Task directions | Output all of the entries below precisely as written.

Chart and figure data
__________

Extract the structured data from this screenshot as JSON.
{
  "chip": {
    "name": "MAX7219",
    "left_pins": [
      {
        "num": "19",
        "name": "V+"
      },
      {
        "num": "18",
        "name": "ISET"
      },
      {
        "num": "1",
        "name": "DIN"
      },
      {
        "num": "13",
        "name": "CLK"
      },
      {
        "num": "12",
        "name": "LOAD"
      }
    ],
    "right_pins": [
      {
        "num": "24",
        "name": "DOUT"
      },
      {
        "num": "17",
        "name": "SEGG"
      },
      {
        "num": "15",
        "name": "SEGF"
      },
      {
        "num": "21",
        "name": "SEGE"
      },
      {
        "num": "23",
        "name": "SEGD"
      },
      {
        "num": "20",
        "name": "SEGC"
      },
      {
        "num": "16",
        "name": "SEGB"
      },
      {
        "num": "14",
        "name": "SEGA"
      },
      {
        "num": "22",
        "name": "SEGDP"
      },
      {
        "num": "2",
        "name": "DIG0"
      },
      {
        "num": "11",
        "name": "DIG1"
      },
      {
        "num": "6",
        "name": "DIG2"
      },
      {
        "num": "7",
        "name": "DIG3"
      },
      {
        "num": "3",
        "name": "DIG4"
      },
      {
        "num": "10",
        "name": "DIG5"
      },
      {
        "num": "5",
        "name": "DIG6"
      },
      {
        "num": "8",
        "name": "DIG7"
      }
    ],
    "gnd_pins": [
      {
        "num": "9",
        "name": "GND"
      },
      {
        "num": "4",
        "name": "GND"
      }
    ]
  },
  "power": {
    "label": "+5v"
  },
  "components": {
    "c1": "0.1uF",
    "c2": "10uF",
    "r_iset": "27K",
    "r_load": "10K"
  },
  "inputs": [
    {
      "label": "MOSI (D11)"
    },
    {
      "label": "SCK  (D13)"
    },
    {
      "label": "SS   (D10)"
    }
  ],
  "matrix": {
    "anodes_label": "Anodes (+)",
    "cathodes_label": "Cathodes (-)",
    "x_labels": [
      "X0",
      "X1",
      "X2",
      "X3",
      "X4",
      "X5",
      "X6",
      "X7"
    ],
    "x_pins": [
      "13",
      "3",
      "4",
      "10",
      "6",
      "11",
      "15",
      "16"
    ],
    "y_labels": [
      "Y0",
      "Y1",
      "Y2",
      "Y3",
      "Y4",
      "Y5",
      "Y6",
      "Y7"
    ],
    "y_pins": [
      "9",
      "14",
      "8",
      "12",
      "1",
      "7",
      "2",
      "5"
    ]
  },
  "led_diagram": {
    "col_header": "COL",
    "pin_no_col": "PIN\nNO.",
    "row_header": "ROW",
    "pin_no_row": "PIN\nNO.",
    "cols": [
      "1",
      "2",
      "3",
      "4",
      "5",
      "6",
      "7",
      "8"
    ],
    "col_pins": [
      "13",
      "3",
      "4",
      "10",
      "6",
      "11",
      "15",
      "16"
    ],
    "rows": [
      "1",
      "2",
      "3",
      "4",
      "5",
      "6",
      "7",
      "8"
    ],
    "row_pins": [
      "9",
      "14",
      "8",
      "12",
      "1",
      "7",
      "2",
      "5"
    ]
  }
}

__________

Task output |
Extract the structured data from this screenshot as JSON.
{
  "chip": {
    "name": "MAX7219",
    "left_pins": [
      {
        "num": "19",
        "name": "V+"
      },
      {
        "num": "18",
        "name": "ISET"
      },
      {
        "num": "1",
        "name": "DIN"
      },
      {
        "num": "13",
        "name": "CLK"
      },
      {
        "num": "12",
        "name": "LOAD"
      }
    ],
    "right_pins": [
      {
        "num": "24",
        "name": "DOUT"
      },
      {
        "num": "17",
        "name": "SEGG"
      },
      {
        "num": "15",
        "name": "SEGF"
      },
      {
        "num": "21",
        "name": "SEGE"
      },
      {
        "num": "23",
        "name": "SEGD"
      },
      {
        "num": "20",
        "name": "SEGC"
      },
      {
        "num": "16",
        "name": "SEGB"
      },
      {
        "num": "14",
        "name": "SEGA"
      },
      {
        "num": "22",
        "name": "SEGDP"
      },
      {
        "num": "2",
        "name": "DIG0"
      },
      {
        "num": "11",
        "name": "DIG1"
      },
      {
        "num": "6",
        "name": "DIG2"
      },
      {
        "num": "7",
        "name": "DIG3"
      },
      {
        "num": "3",
        "name": "DIG4"
      },
      {
        "num": "10",
        "name": "DIG5"
      },
      {
        "num": "5",
        "name": "DIG6"
      },
      {
        "num": "8",
        "name": "DIG7"
      }
    ],
    "gnd_pins": [
      {
        "num": "9",
        "name": "GND"
      },
      {
        "num": "4",
        "name": "GND"
      }
    ]
  },
  "power": {
    "label": "+5v"
  },
  "components": {
    "c1": "0.1uF",
    "c2": "10uF",
    "r_iset": "27K",
    "r_load": "10K"
  },
  "inputs": [
    {
      "label": "MOSI (D11)"
    },
    {
      "label": "SCK  (D13)"
    },
    {
      "label": "SS   (D10)"
    }
  ],
  "matrix": {
    "anodes_label": "Anodes (+)",
    "cathodes_label": "Cathodes (-)",
    "x_labels": [
      "X0",
      "X1",
      "X2",
      "X3",
      "X4",
      "X5",
      "X6",
      "X7"
    ],
    "x_pins": [
      "13",
      "3",
      "4",
      "10",
      "6",
      "11",
      "15",
      "16"
    ],
    "y_labels": [
      "Y0",
      "Y1",
      "Y2",
      "Y3",
      "Y4",
      "Y5",
      "Y6",
      "Y7"
    ],
    "y_pins": [
      "9",
      "14",
      "8",
      "12",
      "1",
      "7",
      "2",
      "5"
    ]
  },
  "led_diagram": {
    "col_header": "COL",
    "pin_no_col": "PIN\nNO.",
    "row_header": "ROW",
    "pin_no_row": "PIN\nNO.",
    "cols": [
      "1",
      "2",
      "3",
      "4",
      "5",
      "6",
      "7",
      "8"
    ],
    "col_pins": [
      "13",
      "3",
      "4",
      "10",
      "6",
      "11",
      "15",
      "16"
    ],
    "rows": [
      "1",
      "2",
      "3",
      "4",
      "5",
      "6",
      "7",
      "8"
    ],
    "row_pins": [
      "9",
      "14",
      "8",
      "12",
      "1",
      "7",
      "2",
      "5"
    ]
  }
}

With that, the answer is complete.